## What the task requires
Gather every line of the entries that includes the word "Elimina".

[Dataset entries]
··········

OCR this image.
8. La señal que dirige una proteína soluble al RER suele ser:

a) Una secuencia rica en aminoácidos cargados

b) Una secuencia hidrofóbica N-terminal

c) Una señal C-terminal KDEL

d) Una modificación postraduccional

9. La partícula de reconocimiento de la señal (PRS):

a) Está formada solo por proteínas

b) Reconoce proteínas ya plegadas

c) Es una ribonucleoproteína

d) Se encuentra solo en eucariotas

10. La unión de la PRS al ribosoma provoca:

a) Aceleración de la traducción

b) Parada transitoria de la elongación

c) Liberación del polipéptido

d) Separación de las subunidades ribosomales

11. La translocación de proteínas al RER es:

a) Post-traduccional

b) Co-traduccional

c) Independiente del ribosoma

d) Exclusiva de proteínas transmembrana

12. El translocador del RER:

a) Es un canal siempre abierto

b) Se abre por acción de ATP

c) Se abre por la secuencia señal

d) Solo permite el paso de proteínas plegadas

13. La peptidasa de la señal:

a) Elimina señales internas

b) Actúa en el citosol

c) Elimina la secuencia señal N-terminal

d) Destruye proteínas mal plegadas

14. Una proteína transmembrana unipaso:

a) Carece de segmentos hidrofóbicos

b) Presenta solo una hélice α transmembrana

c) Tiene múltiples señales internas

··········

## Output of the exercise
a) Elimina señales internas
c) Elimina la secuencia señal N-terminal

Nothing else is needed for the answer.